## STATED PROBLEM
A faithful transcription of all the data is required.

## EXCERPTED RECORDS
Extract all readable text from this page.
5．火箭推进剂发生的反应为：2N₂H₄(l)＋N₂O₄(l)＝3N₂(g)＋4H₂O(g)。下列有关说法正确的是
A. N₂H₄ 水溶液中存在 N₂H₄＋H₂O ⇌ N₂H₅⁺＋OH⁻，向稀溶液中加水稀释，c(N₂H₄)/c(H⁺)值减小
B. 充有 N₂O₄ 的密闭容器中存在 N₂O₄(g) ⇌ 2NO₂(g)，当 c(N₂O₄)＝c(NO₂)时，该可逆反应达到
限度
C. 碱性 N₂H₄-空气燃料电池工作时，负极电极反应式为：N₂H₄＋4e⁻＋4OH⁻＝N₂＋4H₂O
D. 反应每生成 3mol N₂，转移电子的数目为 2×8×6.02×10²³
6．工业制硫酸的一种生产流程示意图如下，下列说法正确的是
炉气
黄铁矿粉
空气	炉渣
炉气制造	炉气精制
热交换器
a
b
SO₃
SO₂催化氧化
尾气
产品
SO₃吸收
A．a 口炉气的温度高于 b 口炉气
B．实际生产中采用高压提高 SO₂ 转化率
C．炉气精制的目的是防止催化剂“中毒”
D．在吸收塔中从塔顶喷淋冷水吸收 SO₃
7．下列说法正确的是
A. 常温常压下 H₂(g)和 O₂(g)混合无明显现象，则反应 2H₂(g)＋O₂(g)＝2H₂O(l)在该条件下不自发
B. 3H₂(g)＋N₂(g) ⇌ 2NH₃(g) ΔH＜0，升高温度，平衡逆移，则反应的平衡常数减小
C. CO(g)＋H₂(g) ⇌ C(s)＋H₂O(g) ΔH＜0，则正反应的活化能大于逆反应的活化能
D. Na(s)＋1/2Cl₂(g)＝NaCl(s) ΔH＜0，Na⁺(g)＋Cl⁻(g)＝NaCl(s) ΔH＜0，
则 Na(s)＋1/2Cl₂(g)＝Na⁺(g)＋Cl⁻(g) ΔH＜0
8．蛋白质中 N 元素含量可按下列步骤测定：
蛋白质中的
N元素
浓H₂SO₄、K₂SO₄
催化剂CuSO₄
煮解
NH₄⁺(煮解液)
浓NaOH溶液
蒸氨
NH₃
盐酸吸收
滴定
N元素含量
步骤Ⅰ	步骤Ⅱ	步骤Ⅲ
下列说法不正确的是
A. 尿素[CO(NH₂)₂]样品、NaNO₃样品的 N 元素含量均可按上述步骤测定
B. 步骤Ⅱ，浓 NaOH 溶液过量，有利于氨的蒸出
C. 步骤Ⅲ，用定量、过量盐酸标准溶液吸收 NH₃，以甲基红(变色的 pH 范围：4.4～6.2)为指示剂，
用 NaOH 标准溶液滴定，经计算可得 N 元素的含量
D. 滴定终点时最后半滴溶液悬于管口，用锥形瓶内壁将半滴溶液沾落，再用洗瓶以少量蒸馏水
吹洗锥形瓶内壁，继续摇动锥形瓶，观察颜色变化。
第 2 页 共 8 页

## REPLY
Extract all readable text from this page.
5．火箭推进剂发生的反应为：2N₂H₄(l)＋N₂O₄(l)＝3N₂(g)＋4H₂O(g)。下列有关说法正确的是
A. N₂H₄ 水溶液中存在 N₂H₄＋H₂O ⇌ N₂H₅⁺＋OH⁻，向稀溶液中加水稀释，c(N₂H₄)/c(H⁺)值减小
B. 充有 N₂O₄ 的密闭容器中存在 N₂O₄(g) ⇌ 2NO₂(g)，当 c(N₂O₄)＝c(NO₂)时，该可逆反应达到
限度
C. 碱性 N₂H₄-空气燃料电池工作时，负极电极反应式为：N₂H₄＋4e⁻＋4OH⁻＝N₂＋4H₂O
D. 反应每生成 3mol N₂，转移电子的数目为 2×8×6.02×10²³
6．工业制硫酸的一种生产流程示意图如下，下列说法正确的是
炉气
黄铁矿粉
空气	炉渣
炉气制造	炉气精制
热交换器
a
b
SO₃
SO₂催化氧化
尾气
产品
SO₃吸收
A．a 口炉气的温度高于 b 口炉气
B．实际生产中采用高压提高 SO₂ 转化率
C．炉气精制的目的是防止催化剂“中毒”
D．在吸收塔中从塔顶喷淋冷水吸收 SO₃
7．下列说法正确的是
A. 常温常压下 H₂(g)和 O₂(g)混合无明显现象，则反应 2H₂(g)＋O₂(g)＝2H₂O(l)在该条件下不自发
B. 3H₂(g)＋N₂(g) ⇌ 2NH₃(g) ΔH＜0，升高温度，平衡逆移，则反应的平衡常数减小
C. CO(g)＋H₂(g) ⇌ C(s)＋H₂O(g) ΔH＜0，则正反应的活化能大于逆反应的活化能
D. Na(s)＋1/2Cl₂(g)＝NaCl(s) ΔH＜0，Na⁺(g)＋Cl⁻(g)＝NaCl(s) ΔH＜0，
则 Na(s)＋1/2Cl₂(g)＝Na⁺(g)＋Cl⁻(g) ΔH＜0
8．蛋白质中 N 元素含量可按下列步骤测定：
蛋白质中的
N元素
浓H₂SO₄、K₂SO₄
催化剂CuSO₄
煮解
NH₄⁺(煮解液)
浓NaOH溶液
蒸氨
NH₃
盐酸吸收
滴定
N元素含量
步骤Ⅰ	步骤Ⅱ	步骤Ⅲ
下列说法不正确的是
A. 尿素[CO(NH₂)₂]样品、NaNO₃样品的 N 元素含量均可按上述步骤测定
B. 步骤Ⅱ，浓 NaOH 溶液过量，有利于氨的蒸出
C. 步骤Ⅲ，用定量、过量盐酸标准溶液吸收 NH₃，以甲基红(变色的 pH 范围：4.4～6.2)为指示剂，
用 NaOH 标准溶液滴定，经计算可得 N 元素的含量
D. 滴定终点时最后半滴溶液悬于管口，用锥形瓶内壁将半滴溶液沾落，再用洗瓶以少量蒸馏水
吹洗锥形瓶内壁，继续摇动锥形瓶，观察颜色变化。
第 2 页 共 8 页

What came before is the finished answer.